Find the string "peak" in the records. Copy every line it appears in.

> **Data lines**:
****************************************

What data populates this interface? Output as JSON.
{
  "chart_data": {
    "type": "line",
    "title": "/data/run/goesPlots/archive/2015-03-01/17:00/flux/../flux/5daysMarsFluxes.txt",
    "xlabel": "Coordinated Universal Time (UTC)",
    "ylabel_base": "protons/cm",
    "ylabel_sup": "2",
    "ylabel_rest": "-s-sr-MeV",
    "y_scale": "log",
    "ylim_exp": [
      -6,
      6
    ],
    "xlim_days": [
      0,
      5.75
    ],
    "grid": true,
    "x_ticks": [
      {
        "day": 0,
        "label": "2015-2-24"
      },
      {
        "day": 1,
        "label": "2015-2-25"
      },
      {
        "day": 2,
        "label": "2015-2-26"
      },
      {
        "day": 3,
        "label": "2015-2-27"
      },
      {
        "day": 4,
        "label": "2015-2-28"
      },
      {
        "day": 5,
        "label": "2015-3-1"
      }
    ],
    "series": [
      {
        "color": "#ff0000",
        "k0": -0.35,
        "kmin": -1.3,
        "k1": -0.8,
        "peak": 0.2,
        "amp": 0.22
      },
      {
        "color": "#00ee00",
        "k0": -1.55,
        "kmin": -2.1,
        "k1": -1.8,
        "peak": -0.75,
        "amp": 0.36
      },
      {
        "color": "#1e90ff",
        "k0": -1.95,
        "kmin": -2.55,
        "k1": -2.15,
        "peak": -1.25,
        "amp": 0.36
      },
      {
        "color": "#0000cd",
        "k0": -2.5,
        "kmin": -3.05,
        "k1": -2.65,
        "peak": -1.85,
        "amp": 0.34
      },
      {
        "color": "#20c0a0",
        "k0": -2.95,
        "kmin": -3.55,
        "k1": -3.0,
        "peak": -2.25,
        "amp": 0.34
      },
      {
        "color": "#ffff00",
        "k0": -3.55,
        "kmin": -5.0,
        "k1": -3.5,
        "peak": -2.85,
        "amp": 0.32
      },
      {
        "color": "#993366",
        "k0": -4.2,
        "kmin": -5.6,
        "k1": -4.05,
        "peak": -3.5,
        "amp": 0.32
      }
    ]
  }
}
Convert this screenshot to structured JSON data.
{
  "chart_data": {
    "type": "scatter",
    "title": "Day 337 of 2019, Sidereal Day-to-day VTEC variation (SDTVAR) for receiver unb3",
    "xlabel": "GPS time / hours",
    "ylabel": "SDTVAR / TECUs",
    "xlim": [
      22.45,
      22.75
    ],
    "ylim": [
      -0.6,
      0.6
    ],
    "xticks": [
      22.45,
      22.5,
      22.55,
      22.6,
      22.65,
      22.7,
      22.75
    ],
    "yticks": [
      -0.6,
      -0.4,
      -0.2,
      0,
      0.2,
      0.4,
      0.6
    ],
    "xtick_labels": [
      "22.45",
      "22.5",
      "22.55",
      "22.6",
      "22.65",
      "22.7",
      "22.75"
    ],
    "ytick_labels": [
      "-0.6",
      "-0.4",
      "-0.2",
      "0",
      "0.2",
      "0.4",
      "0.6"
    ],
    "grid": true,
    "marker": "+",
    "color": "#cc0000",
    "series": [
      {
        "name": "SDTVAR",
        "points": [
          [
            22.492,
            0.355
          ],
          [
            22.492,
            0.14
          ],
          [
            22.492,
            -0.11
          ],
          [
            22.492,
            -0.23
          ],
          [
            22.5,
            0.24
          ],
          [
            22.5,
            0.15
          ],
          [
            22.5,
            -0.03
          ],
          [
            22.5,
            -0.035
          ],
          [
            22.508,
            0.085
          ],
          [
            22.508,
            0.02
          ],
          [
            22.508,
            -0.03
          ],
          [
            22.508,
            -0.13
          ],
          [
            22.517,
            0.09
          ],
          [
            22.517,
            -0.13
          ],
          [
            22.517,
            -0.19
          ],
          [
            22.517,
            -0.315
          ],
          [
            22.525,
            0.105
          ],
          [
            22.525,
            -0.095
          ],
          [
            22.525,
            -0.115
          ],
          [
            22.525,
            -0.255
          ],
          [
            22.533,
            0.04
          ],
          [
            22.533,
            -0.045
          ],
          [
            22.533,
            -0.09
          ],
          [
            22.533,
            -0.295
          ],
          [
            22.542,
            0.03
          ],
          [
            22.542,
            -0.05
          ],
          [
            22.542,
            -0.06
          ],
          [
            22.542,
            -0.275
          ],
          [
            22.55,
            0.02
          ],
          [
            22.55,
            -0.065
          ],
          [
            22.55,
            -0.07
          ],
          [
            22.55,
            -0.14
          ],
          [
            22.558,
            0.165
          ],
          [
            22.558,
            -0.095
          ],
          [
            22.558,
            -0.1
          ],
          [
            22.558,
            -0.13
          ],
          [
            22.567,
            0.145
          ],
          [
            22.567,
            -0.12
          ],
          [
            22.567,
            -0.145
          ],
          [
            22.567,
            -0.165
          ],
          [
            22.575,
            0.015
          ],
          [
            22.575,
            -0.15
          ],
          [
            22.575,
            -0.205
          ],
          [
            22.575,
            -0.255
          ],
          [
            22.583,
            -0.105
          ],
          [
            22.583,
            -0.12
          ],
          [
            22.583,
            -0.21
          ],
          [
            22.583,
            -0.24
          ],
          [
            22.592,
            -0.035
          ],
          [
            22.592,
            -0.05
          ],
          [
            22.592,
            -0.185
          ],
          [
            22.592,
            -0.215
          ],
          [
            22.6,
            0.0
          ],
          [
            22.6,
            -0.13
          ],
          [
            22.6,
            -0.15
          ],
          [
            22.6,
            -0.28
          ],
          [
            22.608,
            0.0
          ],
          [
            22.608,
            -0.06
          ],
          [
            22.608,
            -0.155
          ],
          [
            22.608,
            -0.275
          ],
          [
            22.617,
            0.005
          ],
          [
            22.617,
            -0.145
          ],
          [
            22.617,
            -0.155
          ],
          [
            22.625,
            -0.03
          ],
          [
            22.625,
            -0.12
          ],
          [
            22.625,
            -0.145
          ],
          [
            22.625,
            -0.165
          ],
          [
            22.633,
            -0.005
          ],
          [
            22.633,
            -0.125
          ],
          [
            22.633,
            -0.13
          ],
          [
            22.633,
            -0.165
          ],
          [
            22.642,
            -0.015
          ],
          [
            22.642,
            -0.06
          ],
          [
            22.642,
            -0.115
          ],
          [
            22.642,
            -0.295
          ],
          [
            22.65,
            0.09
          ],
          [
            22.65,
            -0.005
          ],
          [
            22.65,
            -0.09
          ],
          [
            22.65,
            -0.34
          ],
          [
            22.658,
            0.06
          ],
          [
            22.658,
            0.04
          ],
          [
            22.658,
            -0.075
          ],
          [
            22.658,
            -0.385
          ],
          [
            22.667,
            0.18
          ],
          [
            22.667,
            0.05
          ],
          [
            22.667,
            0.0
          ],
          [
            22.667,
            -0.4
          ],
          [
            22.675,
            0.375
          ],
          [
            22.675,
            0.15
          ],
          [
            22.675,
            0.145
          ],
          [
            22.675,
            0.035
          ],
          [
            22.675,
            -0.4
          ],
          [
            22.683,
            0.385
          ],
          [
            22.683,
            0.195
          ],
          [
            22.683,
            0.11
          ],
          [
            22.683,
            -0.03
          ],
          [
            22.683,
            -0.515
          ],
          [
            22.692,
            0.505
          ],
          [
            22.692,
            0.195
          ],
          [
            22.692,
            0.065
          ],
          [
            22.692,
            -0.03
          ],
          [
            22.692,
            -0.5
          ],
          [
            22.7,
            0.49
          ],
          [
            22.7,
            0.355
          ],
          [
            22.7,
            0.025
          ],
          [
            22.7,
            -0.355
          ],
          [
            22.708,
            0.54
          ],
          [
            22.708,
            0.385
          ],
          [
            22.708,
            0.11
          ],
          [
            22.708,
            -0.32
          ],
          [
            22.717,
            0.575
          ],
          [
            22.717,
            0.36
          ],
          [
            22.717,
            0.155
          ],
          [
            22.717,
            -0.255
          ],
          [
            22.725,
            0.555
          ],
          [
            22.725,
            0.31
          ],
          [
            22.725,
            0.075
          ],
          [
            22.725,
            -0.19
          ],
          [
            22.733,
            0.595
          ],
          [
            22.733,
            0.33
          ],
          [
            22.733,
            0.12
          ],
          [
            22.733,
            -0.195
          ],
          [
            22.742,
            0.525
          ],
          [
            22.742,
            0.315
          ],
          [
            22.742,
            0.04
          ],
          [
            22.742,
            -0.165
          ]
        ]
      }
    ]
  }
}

****************************************

> **Finished task**:
        "peak": 0.2,
        "peak": -0.75,
        "peak": -1.25,
        "peak": -1.85,
        "peak": -2.25,
        "peak": -2.85,
        "peak": -3.5,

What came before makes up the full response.